══ SOURCE DATA
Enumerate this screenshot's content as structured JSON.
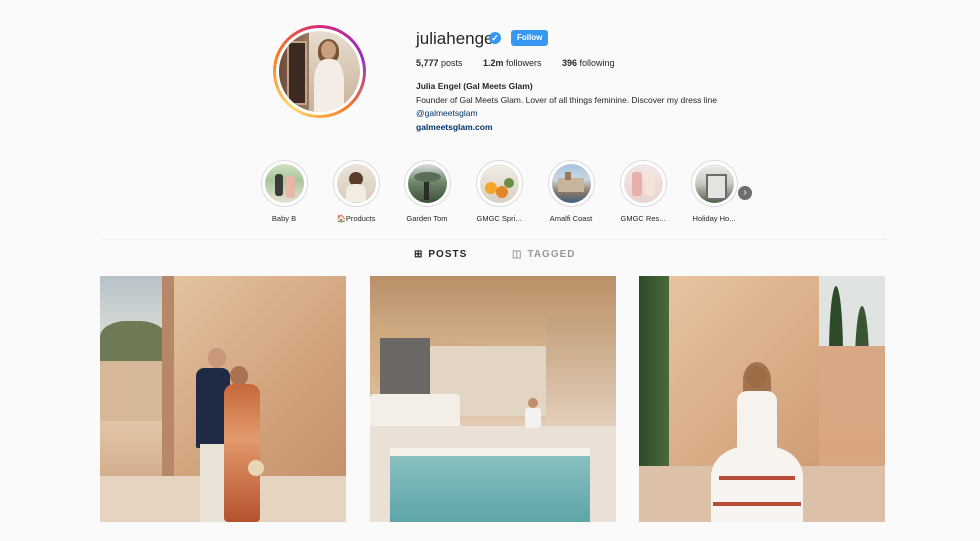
{
  "profile": {
    "username": "juliahengel",
    "follow_label": "Follow",
    "verified_mark": "✓",
    "stats": [
      {
        "value": "5,777",
        "label": "posts"
      },
      {
        "value": "1.2m",
        "label": "followers"
      },
      {
        "value": "396",
        "label": "following"
      }
    ],
    "full_name": "Julia Engel (Gal Meets Glam)",
    "bio": "Founder of Gal Meets Glam. Lover of all things feminine. Discover my dress line",
    "mention": "@galmeetsglam",
    "website": "galmeetsglam.com"
  },
  "highlights": [
    {
      "label": "Baby B"
    },
    {
      "label": "🏠Products"
    },
    {
      "label": "Garden Tom"
    },
    {
      "label": "GMGC Spri..."
    },
    {
      "label": "Amalfi Coast"
    },
    {
      "label": "GMGC Res..."
    },
    {
      "label": "Holiday Ho..."
    }
  ],
  "highlights_next": "›",
  "tabs": {
    "posts": {
      "label": "POSTS",
      "icon": "⊞"
    },
    "tagged": {
      "label": "TAGGED",
      "icon": "◫"
    }
  },
  "colors": {
    "accent": "#3897f0",
    "link": "#003569"
  }
}
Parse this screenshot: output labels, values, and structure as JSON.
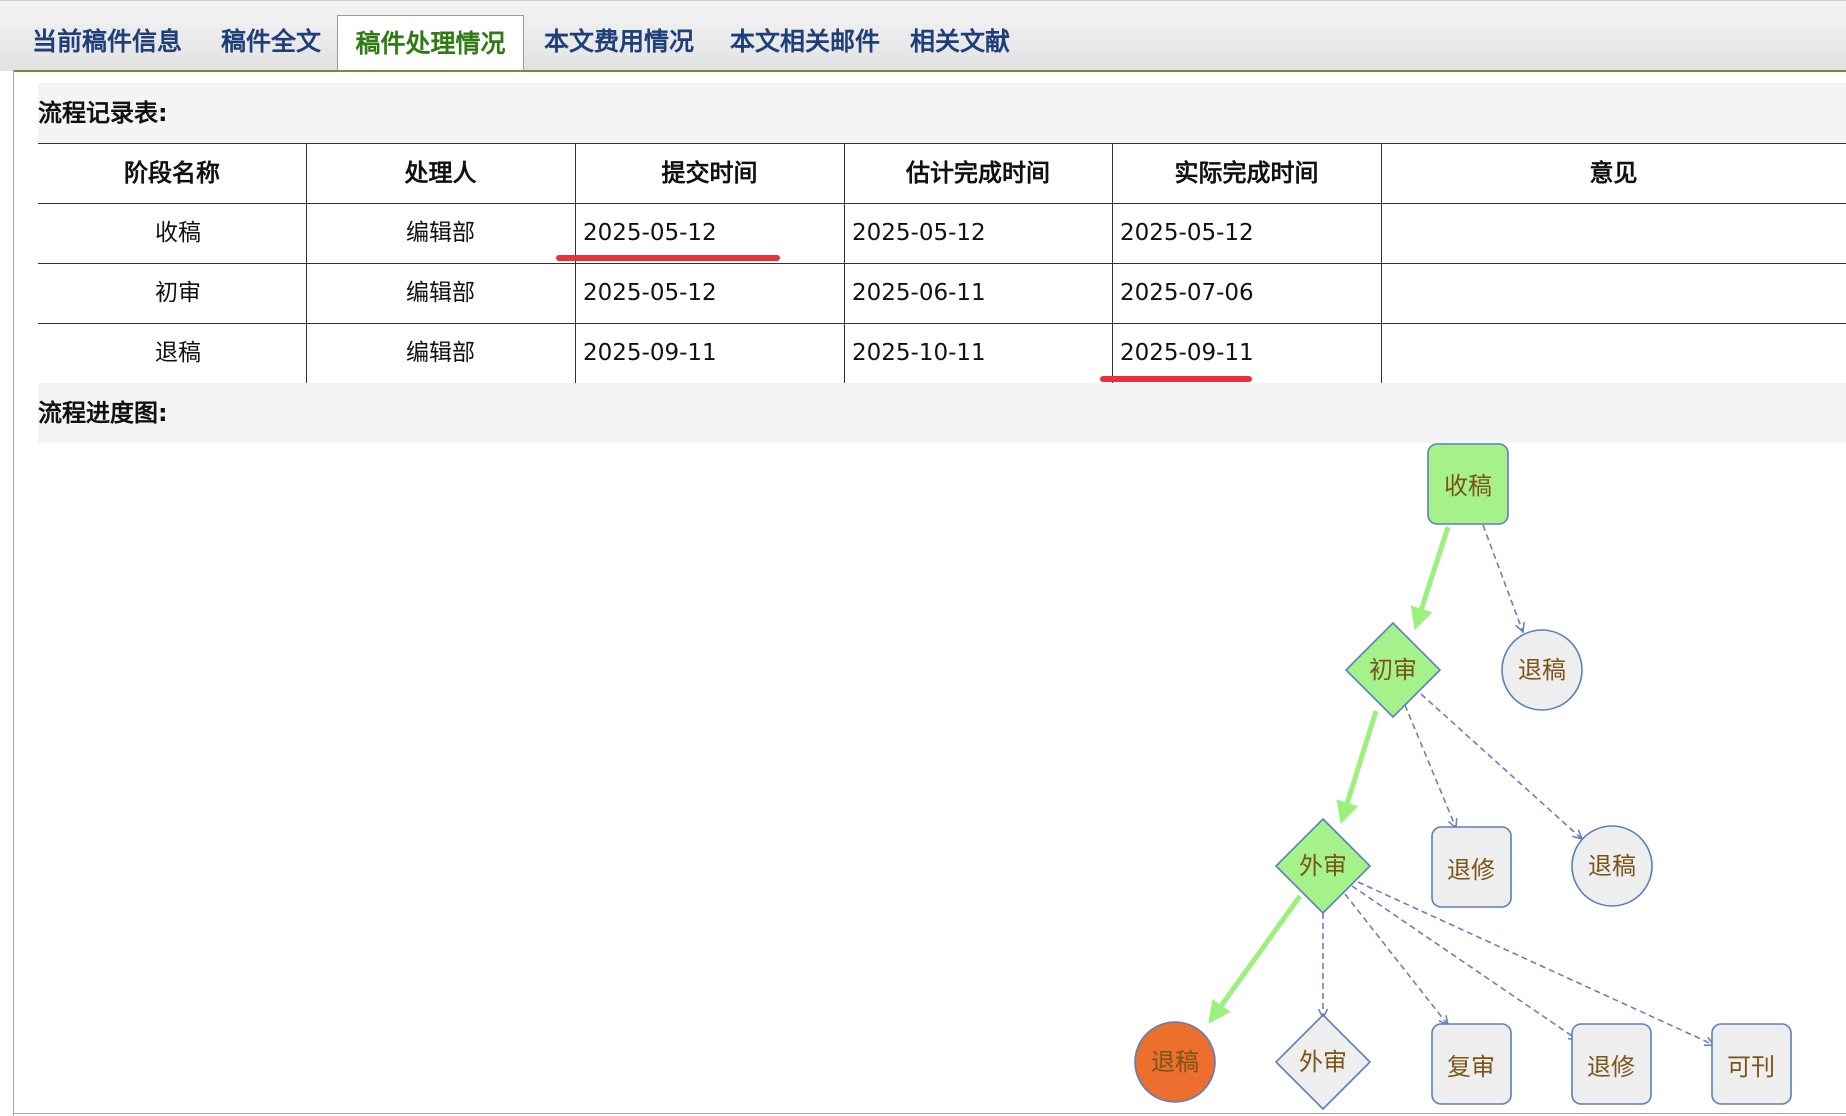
{
  "tabs": [
    {
      "label": "当前稿件信息"
    },
    {
      "label": "稿件全文"
    },
    {
      "label": "稿件处理情况"
    },
    {
      "label": "本文费用情况"
    },
    {
      "label": "本文相关邮件"
    },
    {
      "label": "相关文献"
    }
  ],
  "record": {
    "title": "流程记录表:",
    "headers": [
      "阶段名称",
      "处理人",
      "提交时间",
      "估计完成时间",
      "实际完成时间",
      "意见"
    ],
    "rows": [
      {
        "stage": "收稿",
        "handler": "编辑部",
        "submitted": "2025-05-12",
        "estimated": "2025-05-12",
        "actual": "2025-05-12",
        "opinion": ""
      },
      {
        "stage": "初审",
        "handler": "编辑部",
        "submitted": "2025-05-12",
        "estimated": "2025-06-11",
        "actual": "2025-07-06",
        "opinion": ""
      },
      {
        "stage": "退稿",
        "handler": "编辑部",
        "submitted": "2025-09-11",
        "estimated": "2025-10-11",
        "actual": "2025-09-11",
        "opinion": ""
      }
    ]
  },
  "flow": {
    "title": "流程进度图:",
    "nodes": {
      "n_receive": "收稿",
      "n_initial": "初审",
      "n_reject1": "退稿",
      "n_external": "外审",
      "n_revise1": "退修",
      "n_reject2": "退稿",
      "n_reject_final": "退稿",
      "n_external2": "外审",
      "n_rereview": "复审",
      "n_revise2": "退修",
      "n_publish": "可刊"
    }
  },
  "colors": {
    "active_node": "#a6f28a",
    "inactive_node": "#eeeeee",
    "node_border": "#5b7fbd",
    "current_node": "#ec6f2d",
    "active_path": "#9cf07e",
    "option_path": "#6680c0",
    "node_text": "#7a5418",
    "tab_text": "#1e3f7a",
    "active_tab_text": "#2e7b14",
    "highlight": "#e8313a"
  }
}
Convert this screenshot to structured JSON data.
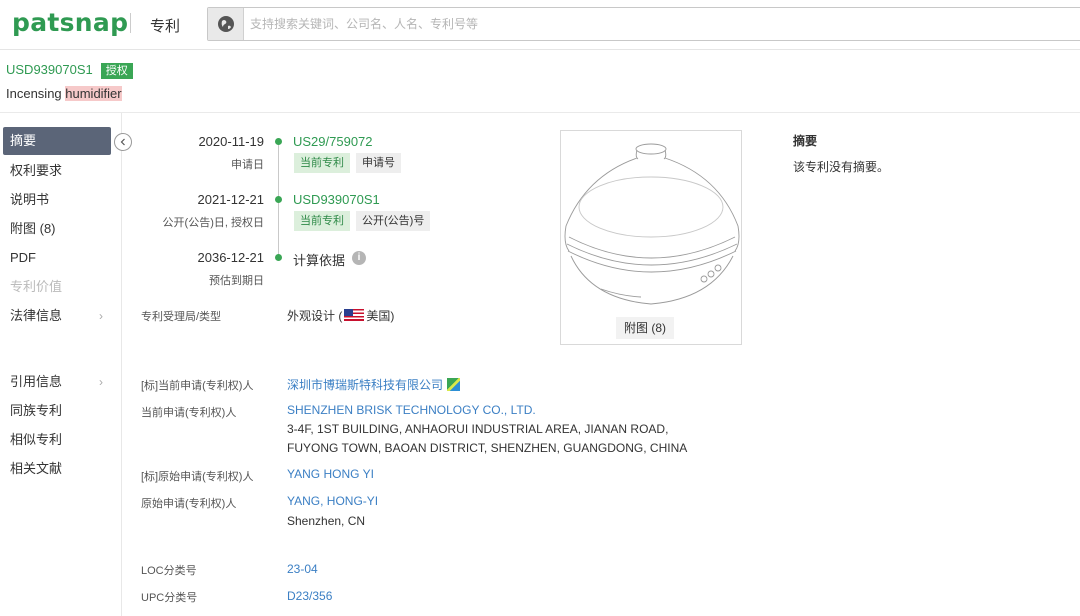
{
  "topbar": {
    "logo": "patsnap",
    "module": "专利",
    "search_placeholder": "支持搜索关键词、公司名、人名、专利号等"
  },
  "patent": {
    "number": "USD939070S1",
    "status_badge": "授权",
    "title_prefix": "Incensing ",
    "title_highlight": "humidifier"
  },
  "sidebar": {
    "items": [
      {
        "label": "摘要"
      },
      {
        "label": "权利要求"
      },
      {
        "label": "说明书"
      },
      {
        "label": "附图 (8)"
      },
      {
        "label": "PDF"
      },
      {
        "label": "专利价值"
      },
      {
        "label": "法律信息"
      },
      {
        "label": "引用信息"
      },
      {
        "label": "同族专利"
      },
      {
        "label": "相似专利"
      },
      {
        "label": "相关文献"
      }
    ]
  },
  "timeline": [
    {
      "date": "2020-11-19",
      "sub": "申请日",
      "value": "US29/759072",
      "tags": [
        "当前专利",
        "申请号"
      ]
    },
    {
      "date": "2021-12-21",
      "sub": "公开(公告)日, 授权日",
      "value": "USD939070S1",
      "tags": [
        "当前专利",
        "公开(公告)号"
      ]
    },
    {
      "date": "2036-12-21",
      "sub": "预估到期日",
      "value": "计算依据"
    }
  ],
  "fields": {
    "office_label": "专利受理局/类型",
    "office_type": "外观设计 (",
    "office_country": "美国)",
    "std_assignee_label": "[标]当前申请(专利权)人",
    "std_assignee": "深圳市博瑞斯特科技有限公司",
    "assignee_label": "当前申请(专利权)人",
    "assignee_name": "SHENZHEN BRISK TECHNOLOGY CO., LTD.",
    "assignee_addr1": "3-4F, 1ST BUILDING, ANHAORUI INDUSTRIAL AREA, JIANAN ROAD,",
    "assignee_addr2": "FUYONG TOWN, BAOAN DISTRICT, SHENZHEN, GUANGDONG, CHINA",
    "std_orig_label": "[标]原始申请(专利权)人",
    "std_orig": "YANG HONG YI",
    "orig_label": "原始申请(专利权)人",
    "orig_name": "YANG, HONG-YI",
    "orig_loc": "Shenzhen, CN",
    "loc_label": "LOC分类号",
    "loc_value": "23-04",
    "upc_label": "UPC分类号",
    "upc_value": "D23/356"
  },
  "drawing": {
    "button": "附图 (8)"
  },
  "abstract": {
    "title": "摘要",
    "text": "该专利没有摘要。"
  },
  "colors": {
    "brand": "#2f9a52",
    "link": "#3b7fc4",
    "nav_active": "#5b6578"
  }
}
════
- [PROMPT]
Return the whole listing, word for word, and leave out every picture.

- [IN RESPONSE]
Enumerate this screenshot's content as structured JSON.
{
  "profile": {
    "username": "juliahengel",
    "follow_label": "Follow",
    "verified_mark": "✓",
    "stats": [
      {
        "value": "5,777",
        "label": "posts"
      },
      {
        "value": "1.2m",
        "label": "followers"
      },
      {
        "value": "396",
        "label": "following"
      }
    ],
    "full_name": "Julia Engel (Gal Meets Glam)",
    "bio": "Founder of Gal Meets Glam. Lover of all things feminine. Discover my dress line",
    "mention": "@galmeetsglam",
    "website": "galmeetsglam.com"
  },
  "highlights": [
    {
      "label": "Baby B"
    },
    {
      "label": "🏠Products"
    },
    {
      "label": "Garden Tom"
    },
    {
      "label": "GMGC Spri..."
    },
    {
      "label": "Amalfi Coast"
    },
    {
      "label": "GMGC Res..."
    },
    {
      "label": "Holiday Ho..."
    }
  ],
  "highlights_next": "›",
  "tabs": {
    "posts": {
      "label": "POSTS",
      "icon": "⊞"
    },
    "tagged": {
      "label": "TAGGED",
      "icon": "◫"
    }
  },
  "colors": {
    "accent": "#3897f0",
    "link": "#003569"
  }
}
Parse this screenshot: output labels, values, and structure as JSON.
{
  "tabs": [
    {
      "label": "当前稿件信息"
    },
    {
      "label": "稿件全文"
    },
    {
      "label": "稿件处理情况"
    },
    {
      "label": "本文费用情况"
    },
    {
      "label": "本文相关邮件"
    },
    {
      "label": "相关文献"
    }
  ],
  "record": {
    "title": "流程记录表:",
    "headers": [
      "阶段名称",
      "处理人",
      "提交时间",
      "估计完成时间",
      "实际完成时间",
      "意见"
    ],
    "rows": [
      {
        "stage": "收稿",
        "handler": "编辑部",
        "submitted": "2025-05-12",
        "estimated": "2025-05-12",
        "actual": "2025-05-12",
        "opinion": ""
      },
      {
        "stage": "初审",
        "handler": "编辑部",
        "submitted": "2025-05-12",
        "estimated": "2025-06-11",
        "actual": "2025-07-06",
        "opinion": ""
      },
      {
        "stage": "退稿",
        "handler": "编辑部",
        "submitted": "2025-09-11",
        "estimated": "2025-10-11",
        "actual": "2025-09-11",
        "opinion": ""
      }
    ]
  },
  "flow": {
    "title": "流程进度图:",
    "nodes": {
      "n_receive": "收稿",
      "n_initial": "初审",
      "n_reject1": "退稿",
      "n_external": "外审",
      "n_revise1": "退修",
      "n_reject2": "退稿",
      "n_reject_final": "退稿",
      "n_external2": "外审",
      "n_rereview": "复审",
      "n_revise2": "退修",
      "n_publish": "可刊"
    }
  },
  "colors": {
    "active_node": "#a6f28a",
    "inactive_node": "#eeeeee",
    "node_border": "#5b7fbd",
    "current_node": "#ec6f2d",
    "active_path": "#9cf07e",
    "option_path": "#6680c0",
    "node_text": "#7a5418",
    "tab_text": "#1e3f7a",
    "active_tab_text": "#2e7b14",
    "highlight": "#e8313a"
  }
}
Convert this screenshot to structured JSON data.
{
  "topbar": {
    "logo": "patsnap",
    "module": "专利",
    "search_placeholder": "支持搜索关键词、公司名、人名、专利号等"
  },
  "patent": {
    "number": "USD939070S1",
    "status_badge": "授权",
    "title_prefix": "Incensing ",
    "title_highlight": "humidifier"
  },
  "sidebar": {
    "items": [
      {
        "label": "摘要"
      },
      {
        "label": "权利要求"
      },
      {
        "label": "说明书"
      },
      {
        "label": "附图 (8)"
      },
      {
        "label": "PDF"
      },
      {
        "label": "专利价值"
      },
      {
        "label": "法律信息"
      },
      {
        "label": "引用信息"
      },
      {
        "label": "同族专利"
      },
      {
        "label": "相似专利"
      },
      {
        "label": "相关文献"
      }
    ]
  },
  "timeline": [
    {
      "date": "2020-11-19",
      "sub": "申请日",
      "value": "US29/759072",
      "tags": [
        "当前专利",
        "申请号"
      ]
    },
    {
      "date": "2021-12-21",
      "sub": "公开(公告)日, 授权日",
      "value": "USD939070S1",
      "tags": [
        "当前专利",
        "公开(公告)号"
      ]
    },
    {
      "date": "2036-12-21",
      "sub": "预估到期日",
      "value": "计算依据"
    }
  ],
  "fields": {
    "office_label": "专利受理局/类型",
    "office_type": "外观设计 (",
    "office_country": "美国)",
    "std_assignee_label": "[标]当前申请(专利权)人",
    "std_assignee": "深圳市博瑞斯特科技有限公司",
    "assignee_label": "当前申请(专利权)人",
    "assignee_name": "SHENZHEN BRISK TECHNOLOGY CO., LTD.",
    "assignee_addr1": "3-4F, 1ST BUILDING, ANHAORUI INDUSTRIAL AREA, JIANAN ROAD,",
    "assignee_addr2": "FUYONG TOWN, BAOAN DISTRICT, SHENZHEN, GUANGDONG, CHINA",
    "std_orig_label": "[标]原始申请(专利权)人",
    "std_orig": "YANG HONG YI",
    "orig_label": "原始申请(专利权)人",
    "orig_name": "YANG, HONG-YI",
    "orig_loc": "Shenzhen, CN",
    "loc_label": "LOC分类号",
    "loc_value": "23-04",
    "upc_label": "UPC分类号",
    "upc_value": "D23/356"
  },
  "drawing": {
    "button": "附图 (8)"
  },
  "abstract": {
    "title": "摘要",
    "text": "该专利没有摘要。"
  },
  "colors": {
    "brand": "#2f9a52",
    "link": "#3b7fc4",
    "nav_active": "#5b6578"
  }
}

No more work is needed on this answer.